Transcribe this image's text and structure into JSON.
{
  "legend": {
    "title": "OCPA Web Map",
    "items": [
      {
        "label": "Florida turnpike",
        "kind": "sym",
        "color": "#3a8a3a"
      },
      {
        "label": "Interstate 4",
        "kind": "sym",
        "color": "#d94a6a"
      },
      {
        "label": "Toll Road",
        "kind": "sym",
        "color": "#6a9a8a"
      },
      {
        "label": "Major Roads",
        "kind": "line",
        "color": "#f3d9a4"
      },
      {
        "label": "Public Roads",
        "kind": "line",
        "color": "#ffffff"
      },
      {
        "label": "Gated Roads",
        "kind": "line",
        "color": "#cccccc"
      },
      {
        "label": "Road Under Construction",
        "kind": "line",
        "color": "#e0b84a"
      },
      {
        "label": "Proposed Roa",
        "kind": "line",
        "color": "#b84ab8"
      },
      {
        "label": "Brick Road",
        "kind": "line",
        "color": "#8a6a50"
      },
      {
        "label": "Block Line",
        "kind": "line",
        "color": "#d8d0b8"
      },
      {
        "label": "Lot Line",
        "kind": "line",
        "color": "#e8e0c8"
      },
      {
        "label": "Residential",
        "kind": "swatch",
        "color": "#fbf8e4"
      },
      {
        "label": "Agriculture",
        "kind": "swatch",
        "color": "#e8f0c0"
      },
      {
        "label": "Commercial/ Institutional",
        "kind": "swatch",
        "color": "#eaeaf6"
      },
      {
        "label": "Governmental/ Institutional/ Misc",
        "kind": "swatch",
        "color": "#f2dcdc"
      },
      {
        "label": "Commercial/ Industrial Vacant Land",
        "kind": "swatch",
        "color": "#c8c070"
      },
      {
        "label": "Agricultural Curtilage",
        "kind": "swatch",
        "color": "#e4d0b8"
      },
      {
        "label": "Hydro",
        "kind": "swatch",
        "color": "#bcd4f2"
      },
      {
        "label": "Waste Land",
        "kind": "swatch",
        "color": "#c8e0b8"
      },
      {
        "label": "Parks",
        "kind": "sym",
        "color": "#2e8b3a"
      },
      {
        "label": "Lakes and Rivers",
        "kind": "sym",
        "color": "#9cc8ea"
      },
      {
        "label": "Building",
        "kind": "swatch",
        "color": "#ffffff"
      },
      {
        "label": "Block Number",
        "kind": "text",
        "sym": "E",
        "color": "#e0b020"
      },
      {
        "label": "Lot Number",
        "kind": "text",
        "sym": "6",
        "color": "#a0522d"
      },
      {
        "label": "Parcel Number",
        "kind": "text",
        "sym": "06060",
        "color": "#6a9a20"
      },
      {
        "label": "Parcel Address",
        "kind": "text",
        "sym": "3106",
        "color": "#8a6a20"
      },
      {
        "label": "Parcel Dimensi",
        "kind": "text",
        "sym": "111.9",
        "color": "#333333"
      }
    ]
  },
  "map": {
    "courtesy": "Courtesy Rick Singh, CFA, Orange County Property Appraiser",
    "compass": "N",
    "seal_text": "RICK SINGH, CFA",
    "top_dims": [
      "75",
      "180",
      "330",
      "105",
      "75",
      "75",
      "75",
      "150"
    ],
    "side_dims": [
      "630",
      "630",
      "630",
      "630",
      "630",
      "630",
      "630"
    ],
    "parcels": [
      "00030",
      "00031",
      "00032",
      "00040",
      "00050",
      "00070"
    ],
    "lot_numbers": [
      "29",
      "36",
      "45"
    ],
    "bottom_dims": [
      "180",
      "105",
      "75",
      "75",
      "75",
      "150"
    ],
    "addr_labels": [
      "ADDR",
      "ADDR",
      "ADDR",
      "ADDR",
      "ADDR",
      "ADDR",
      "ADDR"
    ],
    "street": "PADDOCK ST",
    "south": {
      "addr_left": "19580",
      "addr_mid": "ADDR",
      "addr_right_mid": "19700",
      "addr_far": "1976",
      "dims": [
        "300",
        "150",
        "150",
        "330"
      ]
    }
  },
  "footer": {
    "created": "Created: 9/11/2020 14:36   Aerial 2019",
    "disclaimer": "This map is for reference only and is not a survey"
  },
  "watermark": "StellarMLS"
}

» Objective:
Say how many lines in the records hold the string "Land", and say nothing else.

» Right answer:
2